#### Directions for this task
Read through the entries below and return each line with the word "temp".

Rows from a dataset
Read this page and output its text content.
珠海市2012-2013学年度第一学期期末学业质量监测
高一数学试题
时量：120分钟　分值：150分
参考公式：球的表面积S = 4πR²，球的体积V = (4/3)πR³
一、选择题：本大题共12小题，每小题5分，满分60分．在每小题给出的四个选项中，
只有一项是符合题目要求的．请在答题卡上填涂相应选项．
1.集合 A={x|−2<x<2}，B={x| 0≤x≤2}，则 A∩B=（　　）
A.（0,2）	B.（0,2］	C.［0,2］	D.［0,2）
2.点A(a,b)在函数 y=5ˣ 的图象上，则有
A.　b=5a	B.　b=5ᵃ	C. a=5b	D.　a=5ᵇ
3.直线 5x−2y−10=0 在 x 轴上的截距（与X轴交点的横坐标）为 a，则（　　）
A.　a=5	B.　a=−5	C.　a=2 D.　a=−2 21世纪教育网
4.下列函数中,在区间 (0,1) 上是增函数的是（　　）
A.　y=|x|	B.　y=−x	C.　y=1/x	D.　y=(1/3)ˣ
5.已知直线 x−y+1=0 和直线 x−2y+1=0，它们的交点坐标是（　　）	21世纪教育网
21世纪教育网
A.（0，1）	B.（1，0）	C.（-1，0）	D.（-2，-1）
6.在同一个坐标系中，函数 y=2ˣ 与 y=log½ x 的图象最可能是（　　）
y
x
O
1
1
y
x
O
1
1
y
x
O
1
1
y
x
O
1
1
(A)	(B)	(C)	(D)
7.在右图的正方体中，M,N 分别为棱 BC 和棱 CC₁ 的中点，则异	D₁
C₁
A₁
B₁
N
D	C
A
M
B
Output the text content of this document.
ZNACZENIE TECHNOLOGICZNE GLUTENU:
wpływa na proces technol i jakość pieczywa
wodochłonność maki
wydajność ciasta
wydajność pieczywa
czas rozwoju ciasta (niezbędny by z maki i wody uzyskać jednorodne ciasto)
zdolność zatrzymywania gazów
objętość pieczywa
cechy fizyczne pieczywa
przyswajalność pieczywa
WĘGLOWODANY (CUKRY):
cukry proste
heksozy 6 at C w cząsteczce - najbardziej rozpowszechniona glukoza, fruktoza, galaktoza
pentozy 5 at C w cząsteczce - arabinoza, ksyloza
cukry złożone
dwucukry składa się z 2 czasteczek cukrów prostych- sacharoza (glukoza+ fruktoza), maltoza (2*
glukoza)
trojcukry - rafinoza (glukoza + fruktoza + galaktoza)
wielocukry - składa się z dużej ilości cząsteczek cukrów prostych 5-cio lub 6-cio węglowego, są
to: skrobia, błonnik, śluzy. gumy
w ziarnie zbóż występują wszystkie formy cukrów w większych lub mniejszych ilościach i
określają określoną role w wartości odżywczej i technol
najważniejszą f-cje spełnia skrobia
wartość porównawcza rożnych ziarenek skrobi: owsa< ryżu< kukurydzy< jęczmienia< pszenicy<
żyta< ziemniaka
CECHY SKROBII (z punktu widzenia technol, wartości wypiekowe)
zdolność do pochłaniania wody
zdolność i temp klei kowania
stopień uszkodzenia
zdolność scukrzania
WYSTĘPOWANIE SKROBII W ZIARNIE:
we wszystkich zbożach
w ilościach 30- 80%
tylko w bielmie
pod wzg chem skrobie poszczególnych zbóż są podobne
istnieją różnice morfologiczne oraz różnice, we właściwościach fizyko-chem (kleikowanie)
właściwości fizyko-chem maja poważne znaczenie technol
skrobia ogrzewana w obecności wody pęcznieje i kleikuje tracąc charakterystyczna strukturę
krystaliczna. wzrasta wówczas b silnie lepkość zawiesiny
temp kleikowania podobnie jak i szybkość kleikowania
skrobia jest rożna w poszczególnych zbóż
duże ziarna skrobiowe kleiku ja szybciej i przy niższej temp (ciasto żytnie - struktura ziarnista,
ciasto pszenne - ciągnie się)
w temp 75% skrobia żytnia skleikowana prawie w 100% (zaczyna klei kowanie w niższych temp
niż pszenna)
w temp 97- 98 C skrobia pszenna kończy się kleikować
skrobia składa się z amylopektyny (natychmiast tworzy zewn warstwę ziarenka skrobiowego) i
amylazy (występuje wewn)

#### Result of the exercise
zdolność i temp klei kowania
temp kleikowania podobnie jak i szybkość kleikowania
duże ziarna skrobiowe kleiku ja szybciej i przy niższej temp (ciasto żytnie - struktura ziarnista,
w temp 75% skrobia żytnia skleikowana prawie w 100% (zaczyna klei kowanie w niższych temp
w temp 97- 98 C skrobia pszenna kończy się kleikować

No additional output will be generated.